Dataset records
----

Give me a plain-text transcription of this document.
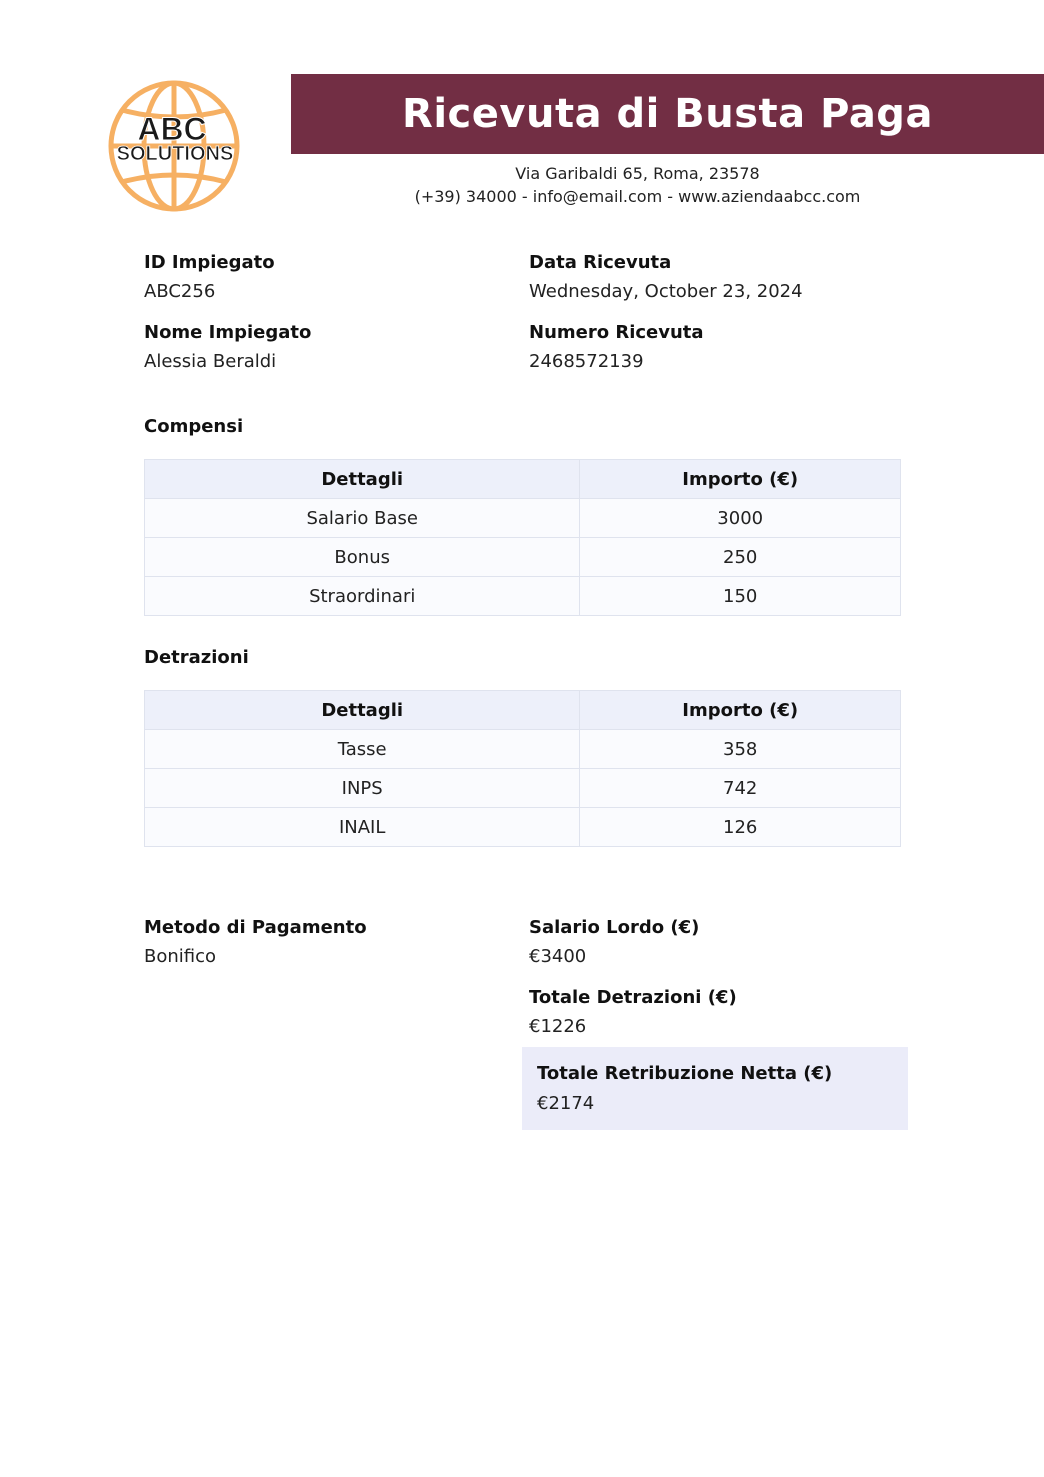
ABC
SOLUTIONS
Ricevuta di Busta Paga
Via Garibaldi 65, Roma, 23578
(+39) 34000 - info@email.com - www.aziendaabcc.com
ID Impiegato
ABC256
Data Ricevuta
Wednesday, October 23, 2024
Nome Impiegato
Alessia Beraldi
Numero Ricevuta
2468572139
Compensi
Dettagli	Importo (€)
Salario Base	3000
Bonus	250
Straordinari	150
Detrazioni
Dettagli	Importo (€)
Tasse	358
INPS	742
INAIL	126
Metodo di Pagamento
Bonifico
Salario Lordo (€)
€3400
Totale Detrazioni (€)
€1226
Totale Retribuzione Netta (€)
€2174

----

**REQUIREMENTS**.
Retype each entry precisely. Skip images entirely.

**TASK RESULT**.
Give me a plain-text transcription of this document.
ABC
SOLUTIONS
Ricevuta di Busta Paga
Via Garibaldi 65, Roma, 23578
(+39) 34000 - info@email.com - www.aziendaabcc.com
ID Impiegato
ABC256
Data Ricevuta
Wednesday, October 23, 2024
Nome Impiegato
Alessia Beraldi
Numero Ricevuta
2468572139
Compensi
Dettagli	Importo (€)
Salario Base	3000
Bonus	250
Straordinari	150
Detrazioni
Dettagli	Importo (€)
Tasse	358
INPS	742
INAIL	126
Metodo di Pagamento
Bonifico
Salario Lordo (€)
€3400
Totale Detrazioni (€)
€1226
Totale Retribuzione Netta (€)
€2174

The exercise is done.